* begin *

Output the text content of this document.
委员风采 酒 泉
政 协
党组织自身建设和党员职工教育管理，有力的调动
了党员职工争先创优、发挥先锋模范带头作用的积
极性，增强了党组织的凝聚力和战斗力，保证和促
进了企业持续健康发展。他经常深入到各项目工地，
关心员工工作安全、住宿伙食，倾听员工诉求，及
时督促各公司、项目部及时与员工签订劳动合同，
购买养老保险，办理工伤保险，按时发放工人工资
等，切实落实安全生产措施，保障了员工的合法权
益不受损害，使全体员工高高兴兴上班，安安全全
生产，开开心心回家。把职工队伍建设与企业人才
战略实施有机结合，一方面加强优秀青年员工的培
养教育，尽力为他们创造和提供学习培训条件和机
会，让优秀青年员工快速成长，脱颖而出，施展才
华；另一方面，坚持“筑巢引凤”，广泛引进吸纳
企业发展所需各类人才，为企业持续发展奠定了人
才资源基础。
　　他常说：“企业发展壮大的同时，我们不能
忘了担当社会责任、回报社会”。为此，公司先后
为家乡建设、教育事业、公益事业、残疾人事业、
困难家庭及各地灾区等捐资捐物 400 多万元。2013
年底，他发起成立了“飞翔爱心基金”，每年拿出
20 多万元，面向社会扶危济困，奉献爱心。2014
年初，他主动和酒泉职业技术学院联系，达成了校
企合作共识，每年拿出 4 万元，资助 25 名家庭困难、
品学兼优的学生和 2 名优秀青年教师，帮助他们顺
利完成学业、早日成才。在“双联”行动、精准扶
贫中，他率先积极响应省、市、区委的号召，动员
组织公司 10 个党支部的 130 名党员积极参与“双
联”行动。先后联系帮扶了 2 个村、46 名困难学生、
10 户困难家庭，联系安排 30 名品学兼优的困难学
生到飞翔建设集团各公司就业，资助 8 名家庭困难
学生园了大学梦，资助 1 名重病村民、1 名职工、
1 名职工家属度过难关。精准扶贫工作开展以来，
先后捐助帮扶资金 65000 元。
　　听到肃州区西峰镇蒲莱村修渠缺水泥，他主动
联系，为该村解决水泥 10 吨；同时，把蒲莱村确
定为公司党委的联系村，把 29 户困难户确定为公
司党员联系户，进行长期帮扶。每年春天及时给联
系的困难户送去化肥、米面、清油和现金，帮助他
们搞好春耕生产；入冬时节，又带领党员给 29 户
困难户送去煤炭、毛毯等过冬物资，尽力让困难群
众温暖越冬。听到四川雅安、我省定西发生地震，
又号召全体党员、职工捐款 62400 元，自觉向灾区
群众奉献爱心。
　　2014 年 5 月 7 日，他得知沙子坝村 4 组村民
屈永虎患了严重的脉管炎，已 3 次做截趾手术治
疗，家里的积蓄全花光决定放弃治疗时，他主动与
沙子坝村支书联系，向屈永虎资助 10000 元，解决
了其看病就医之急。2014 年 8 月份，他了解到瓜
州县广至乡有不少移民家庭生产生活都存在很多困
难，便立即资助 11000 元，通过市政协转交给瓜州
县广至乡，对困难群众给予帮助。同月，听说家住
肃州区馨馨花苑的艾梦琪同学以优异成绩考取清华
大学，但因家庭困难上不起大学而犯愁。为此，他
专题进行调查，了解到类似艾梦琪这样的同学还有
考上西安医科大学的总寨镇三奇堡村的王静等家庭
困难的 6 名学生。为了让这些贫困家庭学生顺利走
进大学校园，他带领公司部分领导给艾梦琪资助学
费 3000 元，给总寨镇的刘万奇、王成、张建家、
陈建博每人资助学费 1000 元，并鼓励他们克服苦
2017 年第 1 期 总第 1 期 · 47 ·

* end *

▶ GOAL
Please reproduce each record precisely as written.

▶ THE RESPONSE
Output the text content of this document.
委员风采 酒 泉
政 协
党组织自身建设和党员职工教育管理，有力的调动
了党员职工争先创优、发挥先锋模范带头作用的积
极性，增强了党组织的凝聚力和战斗力，保证和促
进了企业持续健康发展。他经常深入到各项目工地，
关心员工工作安全、住宿伙食，倾听员工诉求，及
时督促各公司、项目部及时与员工签订劳动合同，
购买养老保险，办理工伤保险，按时发放工人工资
等，切实落实安全生产措施，保障了员工的合法权
益不受损害，使全体员工高高兴兴上班，安安全全
生产，开开心心回家。把职工队伍建设与企业人才
战略实施有机结合，一方面加强优秀青年员工的培
养教育，尽力为他们创造和提供学习培训条件和机
会，让优秀青年员工快速成长，脱颖而出，施展才
华；另一方面，坚持“筑巢引凤”，广泛引进吸纳
企业发展所需各类人才，为企业持续发展奠定了人
才资源基础。
　　他常说：“企业发展壮大的同时，我们不能
忘了担当社会责任、回报社会”。为此，公司先后
为家乡建设、教育事业、公益事业、残疾人事业、
困难家庭及各地灾区等捐资捐物 400 多万元。2013
年底，他发起成立了“飞翔爱心基金”，每年拿出
20 多万元，面向社会扶危济困，奉献爱心。2014
年初，他主动和酒泉职业技术学院联系，达成了校
企合作共识，每年拿出 4 万元，资助 25 名家庭困难、
品学兼优的学生和 2 名优秀青年教师，帮助他们顺
利完成学业、早日成才。在“双联”行动、精准扶
贫中，他率先积极响应省、市、区委的号召，动员
组织公司 10 个党支部的 130 名党员积极参与“双
联”行动。先后联系帮扶了 2 个村、46 名困难学生、
10 户困难家庭，联系安排 30 名品学兼优的困难学
生到飞翔建设集团各公司就业，资助 8 名家庭困难
学生园了大学梦，资助 1 名重病村民、1 名职工、
1 名职工家属度过难关。精准扶贫工作开展以来，
先后捐助帮扶资金 65000 元。
　　听到肃州区西峰镇蒲莱村修渠缺水泥，他主动
联系，为该村解决水泥 10 吨；同时，把蒲莱村确
定为公司党委的联系村，把 29 户困难户确定为公
司党员联系户，进行长期帮扶。每年春天及时给联
系的困难户送去化肥、米面、清油和现金，帮助他
们搞好春耕生产；入冬时节，又带领党员给 29 户
困难户送去煤炭、毛毯等过冬物资，尽力让困难群
众温暖越冬。听到四川雅安、我省定西发生地震，
又号召全体党员、职工捐款 62400 元，自觉向灾区
群众奉献爱心。
　　2014 年 5 月 7 日，他得知沙子坝村 4 组村民
屈永虎患了严重的脉管炎，已 3 次做截趾手术治
疗，家里的积蓄全花光决定放弃治疗时，他主动与
沙子坝村支书联系，向屈永虎资助 10000 元，解决
了其看病就医之急。2014 年 8 月份，他了解到瓜
州县广至乡有不少移民家庭生产生活都存在很多困
难，便立即资助 11000 元，通过市政协转交给瓜州
县广至乡，对困难群众给予帮助。同月，听说家住
肃州区馨馨花苑的艾梦琪同学以优异成绩考取清华
大学，但因家庭困难上不起大学而犯愁。为此，他
专题进行调查，了解到类似艾梦琪这样的同学还有
考上西安医科大学的总寨镇三奇堡村的王静等家庭
困难的 6 名学生。为了让这些贫困家庭学生顺利走
进大学校园，他带领公司部分领导给艾梦琪资助学
费 3000 元，给总寨镇的刘万奇、王成、张建家、
陈建博每人资助学费 1000 元，并鼓励他们克服苦
2017 年第 1 期 总第 1 期 · 47 ·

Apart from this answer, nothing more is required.